[start of Rows]

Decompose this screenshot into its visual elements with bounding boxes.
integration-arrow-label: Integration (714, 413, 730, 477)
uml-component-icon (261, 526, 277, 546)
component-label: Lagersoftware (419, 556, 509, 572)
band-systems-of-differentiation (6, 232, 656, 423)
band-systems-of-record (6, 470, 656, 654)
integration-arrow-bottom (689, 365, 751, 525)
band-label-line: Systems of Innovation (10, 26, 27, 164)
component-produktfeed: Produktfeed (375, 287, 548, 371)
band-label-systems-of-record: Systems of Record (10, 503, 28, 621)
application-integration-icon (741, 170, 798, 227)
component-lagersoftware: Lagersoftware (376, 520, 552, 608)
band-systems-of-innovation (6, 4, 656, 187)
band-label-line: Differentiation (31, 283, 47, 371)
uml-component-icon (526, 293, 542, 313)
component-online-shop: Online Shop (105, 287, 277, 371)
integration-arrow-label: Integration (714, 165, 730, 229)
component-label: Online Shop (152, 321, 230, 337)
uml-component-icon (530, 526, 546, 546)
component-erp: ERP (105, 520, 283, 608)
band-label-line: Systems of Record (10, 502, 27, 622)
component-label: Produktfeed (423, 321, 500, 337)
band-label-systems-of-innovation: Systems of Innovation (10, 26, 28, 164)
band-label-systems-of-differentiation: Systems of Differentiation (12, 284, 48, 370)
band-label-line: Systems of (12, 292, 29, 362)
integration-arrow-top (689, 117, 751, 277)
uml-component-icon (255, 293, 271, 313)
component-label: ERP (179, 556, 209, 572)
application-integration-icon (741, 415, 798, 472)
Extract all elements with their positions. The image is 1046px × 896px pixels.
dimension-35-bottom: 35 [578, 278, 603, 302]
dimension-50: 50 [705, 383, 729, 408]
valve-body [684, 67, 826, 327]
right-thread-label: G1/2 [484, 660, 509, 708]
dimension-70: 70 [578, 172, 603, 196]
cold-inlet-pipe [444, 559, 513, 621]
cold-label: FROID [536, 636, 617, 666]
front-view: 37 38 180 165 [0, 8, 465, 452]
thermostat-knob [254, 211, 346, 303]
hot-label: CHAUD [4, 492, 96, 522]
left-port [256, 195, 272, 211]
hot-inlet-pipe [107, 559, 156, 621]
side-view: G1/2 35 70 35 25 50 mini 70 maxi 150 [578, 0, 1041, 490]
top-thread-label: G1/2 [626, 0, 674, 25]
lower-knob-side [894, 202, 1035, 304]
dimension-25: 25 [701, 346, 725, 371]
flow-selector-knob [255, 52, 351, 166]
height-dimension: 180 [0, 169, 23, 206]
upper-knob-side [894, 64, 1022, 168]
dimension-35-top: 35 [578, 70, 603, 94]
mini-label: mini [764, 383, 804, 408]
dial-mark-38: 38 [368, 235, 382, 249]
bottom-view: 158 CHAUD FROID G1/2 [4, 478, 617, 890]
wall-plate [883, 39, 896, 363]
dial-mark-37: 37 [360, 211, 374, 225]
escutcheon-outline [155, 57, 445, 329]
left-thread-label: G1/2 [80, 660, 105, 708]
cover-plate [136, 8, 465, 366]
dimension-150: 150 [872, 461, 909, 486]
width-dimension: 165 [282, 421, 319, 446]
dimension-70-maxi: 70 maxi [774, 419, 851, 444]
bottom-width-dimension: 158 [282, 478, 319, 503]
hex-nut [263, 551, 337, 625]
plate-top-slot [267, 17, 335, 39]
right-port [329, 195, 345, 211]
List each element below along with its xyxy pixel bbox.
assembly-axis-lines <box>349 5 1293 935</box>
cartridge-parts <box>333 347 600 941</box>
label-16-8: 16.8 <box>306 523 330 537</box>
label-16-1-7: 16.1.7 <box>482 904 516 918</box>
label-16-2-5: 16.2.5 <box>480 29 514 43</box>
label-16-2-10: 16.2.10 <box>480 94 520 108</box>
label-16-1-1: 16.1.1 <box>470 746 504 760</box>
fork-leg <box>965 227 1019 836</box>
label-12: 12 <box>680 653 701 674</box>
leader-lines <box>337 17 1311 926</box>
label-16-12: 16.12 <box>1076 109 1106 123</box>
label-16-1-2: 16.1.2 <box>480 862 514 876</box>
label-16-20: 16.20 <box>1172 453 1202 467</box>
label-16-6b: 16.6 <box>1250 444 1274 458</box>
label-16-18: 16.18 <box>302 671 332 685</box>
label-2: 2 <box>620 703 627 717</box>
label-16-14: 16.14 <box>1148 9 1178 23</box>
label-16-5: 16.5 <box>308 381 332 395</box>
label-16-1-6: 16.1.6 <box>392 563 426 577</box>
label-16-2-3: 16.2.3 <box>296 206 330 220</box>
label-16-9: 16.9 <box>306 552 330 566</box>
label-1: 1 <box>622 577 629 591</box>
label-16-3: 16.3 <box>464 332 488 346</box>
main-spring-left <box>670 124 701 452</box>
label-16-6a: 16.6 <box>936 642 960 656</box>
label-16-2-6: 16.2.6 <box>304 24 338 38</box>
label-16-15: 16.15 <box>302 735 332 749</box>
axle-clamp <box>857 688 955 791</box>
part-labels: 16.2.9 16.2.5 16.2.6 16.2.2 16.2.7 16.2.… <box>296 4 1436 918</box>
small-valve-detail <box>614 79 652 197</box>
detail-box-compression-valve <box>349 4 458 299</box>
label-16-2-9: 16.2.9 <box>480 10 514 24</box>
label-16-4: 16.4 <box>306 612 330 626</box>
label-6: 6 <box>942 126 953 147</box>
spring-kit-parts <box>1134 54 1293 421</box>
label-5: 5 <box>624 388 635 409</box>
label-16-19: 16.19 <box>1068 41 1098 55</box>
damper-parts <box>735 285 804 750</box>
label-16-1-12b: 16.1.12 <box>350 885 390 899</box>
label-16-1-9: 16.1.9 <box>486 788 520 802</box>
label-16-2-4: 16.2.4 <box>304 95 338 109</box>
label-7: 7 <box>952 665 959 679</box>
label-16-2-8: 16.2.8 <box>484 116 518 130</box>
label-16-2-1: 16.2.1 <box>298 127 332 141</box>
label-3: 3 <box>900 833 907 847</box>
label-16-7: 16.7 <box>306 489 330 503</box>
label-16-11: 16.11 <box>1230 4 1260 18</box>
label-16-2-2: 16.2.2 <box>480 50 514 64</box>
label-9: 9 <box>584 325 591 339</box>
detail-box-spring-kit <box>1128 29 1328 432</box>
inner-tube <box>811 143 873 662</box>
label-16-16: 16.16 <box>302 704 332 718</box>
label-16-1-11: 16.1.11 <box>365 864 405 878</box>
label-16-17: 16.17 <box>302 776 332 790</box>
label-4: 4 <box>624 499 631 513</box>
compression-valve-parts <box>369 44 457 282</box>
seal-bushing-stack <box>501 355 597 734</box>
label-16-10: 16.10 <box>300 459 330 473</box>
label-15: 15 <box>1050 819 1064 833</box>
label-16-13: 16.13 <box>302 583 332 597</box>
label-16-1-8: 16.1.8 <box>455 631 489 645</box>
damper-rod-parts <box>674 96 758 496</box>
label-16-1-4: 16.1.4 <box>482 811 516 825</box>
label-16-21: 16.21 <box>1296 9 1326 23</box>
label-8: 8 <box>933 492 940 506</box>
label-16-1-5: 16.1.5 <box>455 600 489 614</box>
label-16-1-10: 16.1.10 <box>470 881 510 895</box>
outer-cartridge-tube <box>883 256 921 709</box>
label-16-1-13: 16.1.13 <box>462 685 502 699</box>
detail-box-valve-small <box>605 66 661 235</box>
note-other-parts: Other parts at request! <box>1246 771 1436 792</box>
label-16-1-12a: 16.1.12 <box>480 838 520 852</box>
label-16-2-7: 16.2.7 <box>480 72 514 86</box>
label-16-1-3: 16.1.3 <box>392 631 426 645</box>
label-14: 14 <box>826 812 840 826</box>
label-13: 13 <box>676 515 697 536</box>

[end of Rows]

Exercise directions
Put the lines from the start of the records up to and including the line with "integration-arrow-bottom (689, 365, 751, 525)" into a JSON list of strings, one string per line, omitting blank lines.

Solution below
[
  "Decompose this screenshot into its visual elements with bounding boxes.",
  "integration-arrow-label: Integration (714, 413, 730, 477)",
  "uml-component-icon (261, 526, 277, 546)",
  "component-label: Lagersoftware (419, 556, 509, 572)",
  "band-systems-of-differentiation (6, 232, 656, 423)",
  "band-systems-of-record (6, 470, 656, 654)",
  "integration-arrow-bottom (689, 365, 751, 525)"
]